**Your instructions**
Output each entry below as it stands, leaving out every picture.

**Dataset records**
--- START ---

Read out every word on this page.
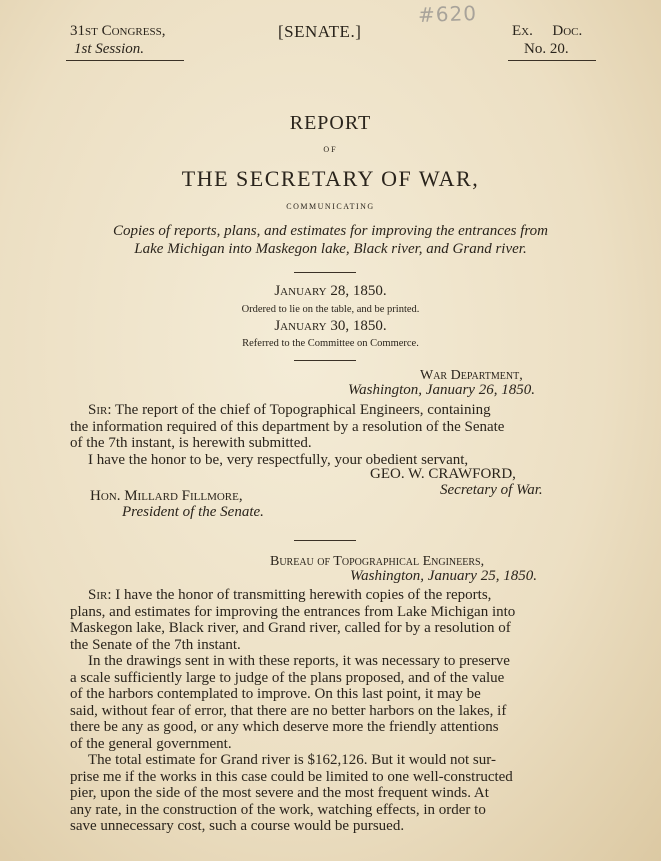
31st Congress,
1st Session.
[SENATE.]	Ex. Doc.
No. 20.
#620
REPORT
OF
THE SECRETARY OF WAR,
COMMUNICATING
Copies of reports, plans, and estimates for improving the entrances from
Lake Michigan into Maskegon lake, Black river, and Grand river.
January 28, 1850.
Ordered to lie on the table, and be printed.
January 30, 1850.
Referred to the Committee on Commerce.
War Department,
Washington, January 26, 1850.
Sir: The report of the chief of Topographical Engineers, containing
the information required of this department by a resolution of the Senate
of the 7th instant, is herewith submitted.
I have the honor to be, very respectfully, your obedient servant,
GEO. W. CRAWFORD,
Secretary of War.
Hon. Millard Fillmore,
President of the Senate.
Bureau of Topographical Engineers,
Washington, January 25, 1850.

Sir: I have the honor of transmitting herewith copies of the reports,
plans, and estimates for improving the entrances from Lake Michigan into
Maskegon lake, Black river, and Grand river, called for by a resolution of
the Senate of the 7th instant.

In the drawings sent in with these reports, it was necessary to preserve
a scale sufficiently large to judge of the plans proposed, and of the value
of the harbors contemplated to improve. On this last point, it may be
said, without fear of error, that there are no better harbors on the lakes, if
there be any as good, or any which deserve more the friendly attentions
of the general government.

The total estimate for Grand river is $162,126. But it would not sur-
prise me if the works in this case could be limited to one well-constructed
pier, upon the side of the most severe and the most frequent winds. At
any rate, in the construction of the work, watching effects, in order to
save unnecessary cost, such a course would be pursued.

--- END ---

**Completed exercise**
Read out every word on this page.
31st Congress,
1st Session.
[SENATE.]	Ex. Doc.
No. 20.
#620
REPORT
OF
THE SECRETARY OF WAR,
COMMUNICATING
Copies of reports, plans, and estimates for improving the entrances from
Lake Michigan into Maskegon lake, Black river, and Grand river.
January 28, 1850.
Ordered to lie on the table, and be printed.
January 30, 1850.
Referred to the Committee on Commerce.
War Department,
Washington, January 26, 1850.
Sir: The report of the chief of Topographical Engineers, containing
the information required of this department by a resolution of the Senate
of the 7th instant, is herewith submitted.
I have the honor to be, very respectfully, your obedient servant,
GEO. W. CRAWFORD,
Secretary of War.
Hon. Millard Fillmore,
President of the Senate.
Bureau of Topographical Engineers,
Washington, January 25, 1850.

Sir: I have the honor of transmitting herewith copies of the reports,
plans, and estimates for improving the entrances from Lake Michigan into
Maskegon lake, Black river, and Grand river, called for by a resolution of
the Senate of the 7th instant.

In the drawings sent in with these reports, it was necessary to preserve
a scale sufficiently large to judge of the plans proposed, and of the value
of the harbors contemplated to improve. On this last point, it may be
said, without fear of error, that there are no better harbors on the lakes, if
there be any as good, or any which deserve more the friendly attentions
of the general government.

The total estimate for Grand river is $162,126. But it would not sur-
prise me if the works in this case could be limited to one well-constructed
pier, upon the side of the most severe and the most frequent winds. At
any rate, in the construction of the work, watching effects, in order to
save unnecessary cost, such a course would be pursued.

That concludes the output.